-- Source data --
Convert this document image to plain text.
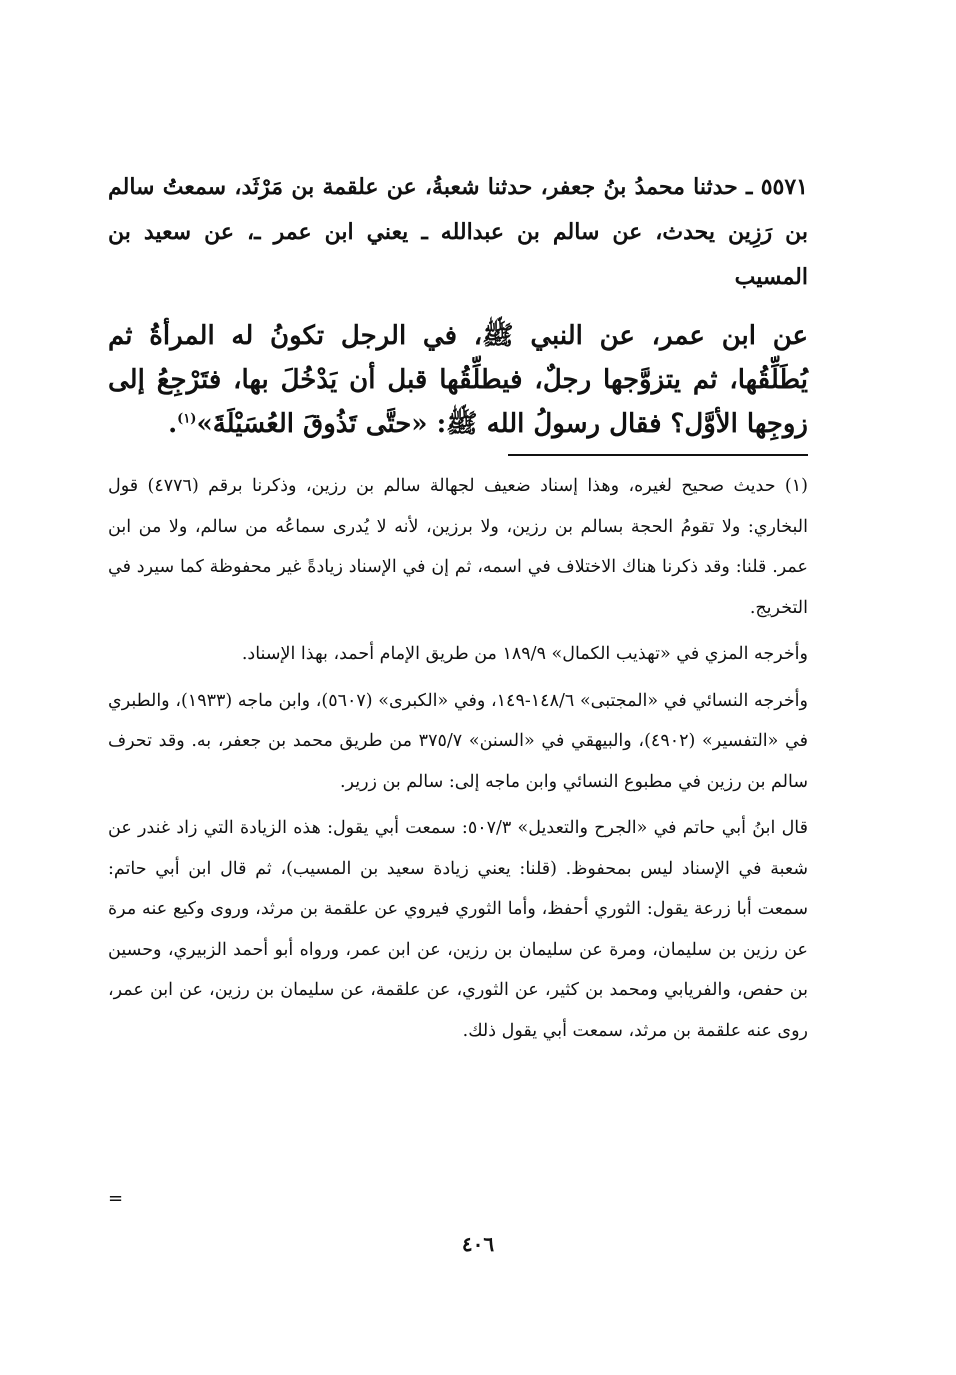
٥٥٧١ ـ حدثنا محمدُ بنُ جعفر، حدثنا شعبةُ، عن علقمة بن مَرْثَد، سمعتُ سالم بن رَزِين يحدث، عن سالم بن عبدالله ـ يعني ابن عمر ـ، عن سعيد بن المسيب

عن ابن عمر، عن النبي ﷺ، في الرجل تكونُ له المرأةُ ثم يُطَلِّقُها، ثم يتزوَّجها رجلٌ، فيطلِّقُها قبل أن يَدْخُلَ بها، فتَرْجِعُ إلى زوجِها الأوَّل؟ فقال رسولُ الله ﷺ: «حتَّى تَذُوقَ العُسَيْلَةَ»$^{(١)}$.

(١) حديث صحيح لغيره، وهذا إسناد ضعيف لجهالة سالم بن رزين، وذكرنا برقم (٤٧٧٦) قول البخاري: ولا تقومُ الحجة بسالم بن رزين، ولا برزين، لأنه لا يُدرى سماعُه من سالم، ولا من ابن عمر. قلنا: وقد ذكرنا هناك الاختلاف في اسمه، ثم إن في الإسناد زيادةً غير محفوظة كما سيرد في التخريج.

وأخرجه المزي في «تهذيب الكمال» ١٨٩/٩ من طريق الإمام أحمد، بهذا الإسناد.

وأخرجه النسائي في «المجتبى» ١٤٨/٦-١٤٩، وفي «الكبرى» (٥٦٠٧)، وابن ماجه (١٩٣٣)، والطبري في «التفسير» (٤٩٠٢)، والبيهقي في «السنن» ٣٧٥/٧ من طريق محمد بن جعفر، به. وقد تحرف سالم بن رزين في مطبوع النسائي وابن ماجه إلى: سالم بن زرير.

قال ابنُ أبي حاتم في «الجرح والتعديل» ٥٠٧/٣: سمعت أبي يقول: هذه الزيادة التي زاد غندر عن شعبة في الإسناد ليس بمحفوظ. (قلنا: يعني زيادة سعيد بن المسيب)، ثم قال ابن أبي حاتم: سمعت أبا زرعة يقول: الثوري أحفظ، وأما الثوري فيروي عن علقمة بن مرثد، وروى وكيع عنه مرة عن رزين بن سليمان، ومرة عن سليمان بن رزين، عن ابن عمر، ورواه أبو أحمد الزبيري، وحسين بن حفص، والفريابي ومحمد بن كثير، عن الثوري، عن علقمة، عن سليمان بن رزين، عن ابن عمر، روى عنه علقمة بن مرثد، سمعت أبي يقول ذلك.

=
٤٠٦
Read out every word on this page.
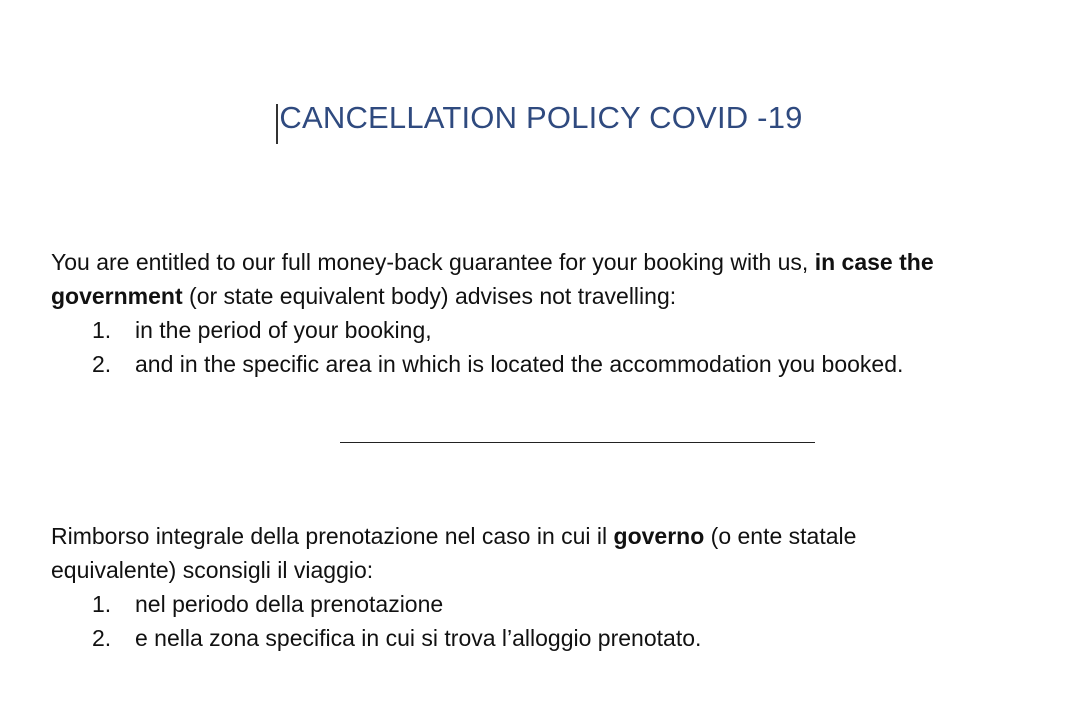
CANCELLATION POLICY COVID -19

You are entitled to our full money-back guarantee for your booking with us, in case the
government (or state equivalent body) advises not travelling:

1. in the period of your booking,
2. and in the specific area in which is located the accommodation you booked.

Rimborso integrale della prenotazione nel caso in cui il governo (o ente statale
equivalente) sconsigli il viaggio:

1. nel periodo della prenotazione
2. e nella zona specifica in cui si trova l’alloggio prenotato.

-- Exercise prompt --
Copy out the listing exactly as it stands, but not the pictures.

-- The reply --
Convert this document image to plain text.
٥٥٧١ ـ حدثنا محمدُ بنُ جعفر، حدثنا شعبةُ، عن علقمة بن مَرْثَد، سمعتُ سالم بن رَزِين يحدث، عن سالم بن عبدالله ـ يعني ابن عمر ـ، عن سعيد بن المسيب

عن ابن عمر، عن النبي ﷺ، في الرجل تكونُ له المرأةُ ثم يُطَلِّقُها، ثم يتزوَّجها رجلٌ، فيطلِّقُها قبل أن يَدْخُلَ بها، فتَرْجِعُ إلى زوجِها الأوَّل؟ فقال رسولُ الله ﷺ: «حتَّى تَذُوقَ العُسَيْلَةَ»$^{(١)}$.

(١) حديث صحيح لغيره، وهذا إسناد ضعيف لجهالة سالم بن رزين، وذكرنا برقم (٤٧٧٦) قول البخاري: ولا تقومُ الحجة بسالم بن رزين، ولا برزين، لأنه لا يُدرى سماعُه من سالم، ولا من ابن عمر. قلنا: وقد ذكرنا هناك الاختلاف في اسمه، ثم إن في الإسناد زيادةً غير محفوظة كما سيرد في التخريج.

وأخرجه المزي في «تهذيب الكمال» ١٨٩/٩ من طريق الإمام أحمد، بهذا الإسناد.

وأخرجه النسائي في «المجتبى» ١٤٨/٦-١٤٩، وفي «الكبرى» (٥٦٠٧)، وابن ماجه (١٩٣٣)، والطبري في «التفسير» (٤٩٠٢)، والبيهقي في «السنن» ٣٧٥/٧ من طريق محمد بن جعفر، به. وقد تحرف سالم بن رزين في مطبوع النسائي وابن ماجه إلى: سالم بن زرير.

قال ابنُ أبي حاتم في «الجرح والتعديل» ٥٠٧/٣: سمعت أبي يقول: هذه الزيادة التي زاد غندر عن شعبة في الإسناد ليس بمحفوظ. (قلنا: يعني زيادة سعيد بن المسيب)، ثم قال ابن أبي حاتم: سمعت أبا زرعة يقول: الثوري أحفظ، وأما الثوري فيروي عن علقمة بن مرثد، وروى وكيع عنه مرة عن رزين بن سليمان، ومرة عن سليمان بن رزين، عن ابن عمر، ورواه أبو أحمد الزبيري، وحسين بن حفص، والفريابي ومحمد بن كثير، عن الثوري، عن علقمة، عن سليمان بن رزين، عن ابن عمر، روى عنه علقمة بن مرثد، سمعت أبي يقول ذلك.

=
٤٠٦
Read out every word on this page.
CANCELLATION POLICY COVID -19

You are entitled to our full money-back guarantee for your booking with us, in case the
government (or state equivalent body) advises not travelling:

1. in the period of your booking,
2. and in the specific area in which is located the accommodation you booked.

Rimborso integrale della prenotazione nel caso in cui il governo (o ente statale
equivalente) sconsigli il viaggio:

1. nel periodo della prenotazione
2. e nella zona specifica in cui si trova l’alloggio prenotato.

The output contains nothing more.